*THE PROBLEM*. Extract from the listing each line in which the word "data" appears.

*MATERIAL FOR THE TASK*.
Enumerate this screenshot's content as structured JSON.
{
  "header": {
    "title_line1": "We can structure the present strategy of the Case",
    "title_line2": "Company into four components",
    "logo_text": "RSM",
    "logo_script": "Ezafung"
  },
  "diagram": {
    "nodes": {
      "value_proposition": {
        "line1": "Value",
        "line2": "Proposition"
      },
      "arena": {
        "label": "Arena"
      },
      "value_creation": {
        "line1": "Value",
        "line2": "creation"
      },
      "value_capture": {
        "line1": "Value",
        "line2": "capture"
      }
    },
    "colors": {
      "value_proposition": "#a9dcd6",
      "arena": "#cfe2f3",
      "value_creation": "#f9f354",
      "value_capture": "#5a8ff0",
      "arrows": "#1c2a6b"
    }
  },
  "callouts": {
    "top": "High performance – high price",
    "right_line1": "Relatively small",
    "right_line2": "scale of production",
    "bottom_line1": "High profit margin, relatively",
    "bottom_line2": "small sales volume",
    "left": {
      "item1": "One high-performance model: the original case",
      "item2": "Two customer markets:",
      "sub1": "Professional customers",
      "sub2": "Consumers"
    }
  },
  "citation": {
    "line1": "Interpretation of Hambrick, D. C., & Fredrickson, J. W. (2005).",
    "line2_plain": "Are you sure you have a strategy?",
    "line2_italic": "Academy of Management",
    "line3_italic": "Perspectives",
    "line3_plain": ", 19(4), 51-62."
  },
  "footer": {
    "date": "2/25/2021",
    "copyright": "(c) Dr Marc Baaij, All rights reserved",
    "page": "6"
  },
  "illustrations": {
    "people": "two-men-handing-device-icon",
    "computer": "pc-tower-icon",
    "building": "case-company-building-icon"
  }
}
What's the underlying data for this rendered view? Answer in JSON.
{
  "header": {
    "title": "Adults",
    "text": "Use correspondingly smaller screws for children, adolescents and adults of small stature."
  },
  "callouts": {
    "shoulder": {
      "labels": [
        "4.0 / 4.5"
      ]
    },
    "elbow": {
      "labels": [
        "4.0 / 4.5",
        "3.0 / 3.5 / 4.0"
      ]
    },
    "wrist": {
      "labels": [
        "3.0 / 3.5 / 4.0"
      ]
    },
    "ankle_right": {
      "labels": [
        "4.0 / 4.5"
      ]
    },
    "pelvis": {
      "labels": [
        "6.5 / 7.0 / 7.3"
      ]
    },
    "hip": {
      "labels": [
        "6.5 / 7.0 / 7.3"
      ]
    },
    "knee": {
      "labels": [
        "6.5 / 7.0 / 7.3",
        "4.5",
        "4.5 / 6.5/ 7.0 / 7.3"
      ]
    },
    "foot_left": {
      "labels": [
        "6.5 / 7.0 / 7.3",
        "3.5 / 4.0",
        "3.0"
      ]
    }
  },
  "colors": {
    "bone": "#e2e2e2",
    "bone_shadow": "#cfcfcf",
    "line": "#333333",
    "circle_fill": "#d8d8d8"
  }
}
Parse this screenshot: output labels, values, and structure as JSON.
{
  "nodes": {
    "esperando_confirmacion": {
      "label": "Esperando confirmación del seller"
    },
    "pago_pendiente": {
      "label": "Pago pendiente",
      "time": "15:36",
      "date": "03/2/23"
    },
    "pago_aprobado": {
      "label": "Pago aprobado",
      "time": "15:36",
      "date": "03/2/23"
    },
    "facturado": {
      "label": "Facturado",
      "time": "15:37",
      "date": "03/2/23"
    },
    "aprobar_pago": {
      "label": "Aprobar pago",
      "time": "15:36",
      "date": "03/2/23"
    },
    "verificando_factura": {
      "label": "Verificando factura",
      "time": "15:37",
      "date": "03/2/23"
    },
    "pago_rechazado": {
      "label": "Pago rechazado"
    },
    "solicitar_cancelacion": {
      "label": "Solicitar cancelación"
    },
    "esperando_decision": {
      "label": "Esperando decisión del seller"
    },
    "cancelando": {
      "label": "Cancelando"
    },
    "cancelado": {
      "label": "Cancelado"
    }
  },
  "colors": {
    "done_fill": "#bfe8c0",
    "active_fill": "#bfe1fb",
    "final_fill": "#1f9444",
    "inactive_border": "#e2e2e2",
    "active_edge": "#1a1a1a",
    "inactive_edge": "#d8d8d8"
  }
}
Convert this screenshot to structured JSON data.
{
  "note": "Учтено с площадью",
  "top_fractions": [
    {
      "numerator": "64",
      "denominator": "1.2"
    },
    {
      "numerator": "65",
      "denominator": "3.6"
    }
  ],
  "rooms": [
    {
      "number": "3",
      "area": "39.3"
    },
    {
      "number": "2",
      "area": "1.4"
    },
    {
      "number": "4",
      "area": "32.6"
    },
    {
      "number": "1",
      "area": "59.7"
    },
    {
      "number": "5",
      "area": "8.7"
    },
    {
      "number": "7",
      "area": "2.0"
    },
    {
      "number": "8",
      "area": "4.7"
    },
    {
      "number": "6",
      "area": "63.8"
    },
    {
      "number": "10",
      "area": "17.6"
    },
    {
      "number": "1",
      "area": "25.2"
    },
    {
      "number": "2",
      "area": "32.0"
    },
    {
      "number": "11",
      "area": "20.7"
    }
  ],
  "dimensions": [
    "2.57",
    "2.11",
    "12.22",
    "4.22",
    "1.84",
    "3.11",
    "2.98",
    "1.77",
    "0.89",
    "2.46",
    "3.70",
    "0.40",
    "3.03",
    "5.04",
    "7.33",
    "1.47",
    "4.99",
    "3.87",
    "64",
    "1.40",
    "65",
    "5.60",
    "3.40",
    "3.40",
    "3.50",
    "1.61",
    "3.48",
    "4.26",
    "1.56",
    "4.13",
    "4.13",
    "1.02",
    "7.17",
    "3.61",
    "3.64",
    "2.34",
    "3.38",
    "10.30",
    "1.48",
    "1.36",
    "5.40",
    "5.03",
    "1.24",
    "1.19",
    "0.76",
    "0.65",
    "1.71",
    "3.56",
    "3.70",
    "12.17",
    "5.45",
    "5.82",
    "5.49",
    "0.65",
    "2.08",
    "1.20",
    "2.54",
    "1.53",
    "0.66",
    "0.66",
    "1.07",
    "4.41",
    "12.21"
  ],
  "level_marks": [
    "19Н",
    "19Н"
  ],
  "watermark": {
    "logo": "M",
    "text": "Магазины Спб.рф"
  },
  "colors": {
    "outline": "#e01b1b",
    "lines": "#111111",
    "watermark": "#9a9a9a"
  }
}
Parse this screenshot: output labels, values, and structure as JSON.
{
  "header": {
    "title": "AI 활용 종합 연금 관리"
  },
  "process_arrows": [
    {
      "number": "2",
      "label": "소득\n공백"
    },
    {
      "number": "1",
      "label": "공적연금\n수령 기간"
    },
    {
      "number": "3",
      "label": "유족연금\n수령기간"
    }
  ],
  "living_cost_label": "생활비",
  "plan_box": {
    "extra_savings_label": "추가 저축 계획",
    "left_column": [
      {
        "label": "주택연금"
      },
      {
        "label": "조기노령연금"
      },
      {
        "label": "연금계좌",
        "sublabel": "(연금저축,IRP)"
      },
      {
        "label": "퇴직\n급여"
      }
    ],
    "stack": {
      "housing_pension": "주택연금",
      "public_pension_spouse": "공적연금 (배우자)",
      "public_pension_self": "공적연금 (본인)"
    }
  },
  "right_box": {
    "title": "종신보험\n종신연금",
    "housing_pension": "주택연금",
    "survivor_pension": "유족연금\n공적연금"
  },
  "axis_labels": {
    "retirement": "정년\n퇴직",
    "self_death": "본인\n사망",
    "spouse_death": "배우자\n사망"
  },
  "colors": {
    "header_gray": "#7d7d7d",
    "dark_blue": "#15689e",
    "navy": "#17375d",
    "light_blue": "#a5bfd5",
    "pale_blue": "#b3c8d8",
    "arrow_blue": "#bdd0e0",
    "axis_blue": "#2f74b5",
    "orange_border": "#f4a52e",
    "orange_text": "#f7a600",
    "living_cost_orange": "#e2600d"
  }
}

*TASK RESPONSE*.
What's the underlying data for this rendered view? Answer in JSON.
Convert this screenshot to structured JSON data.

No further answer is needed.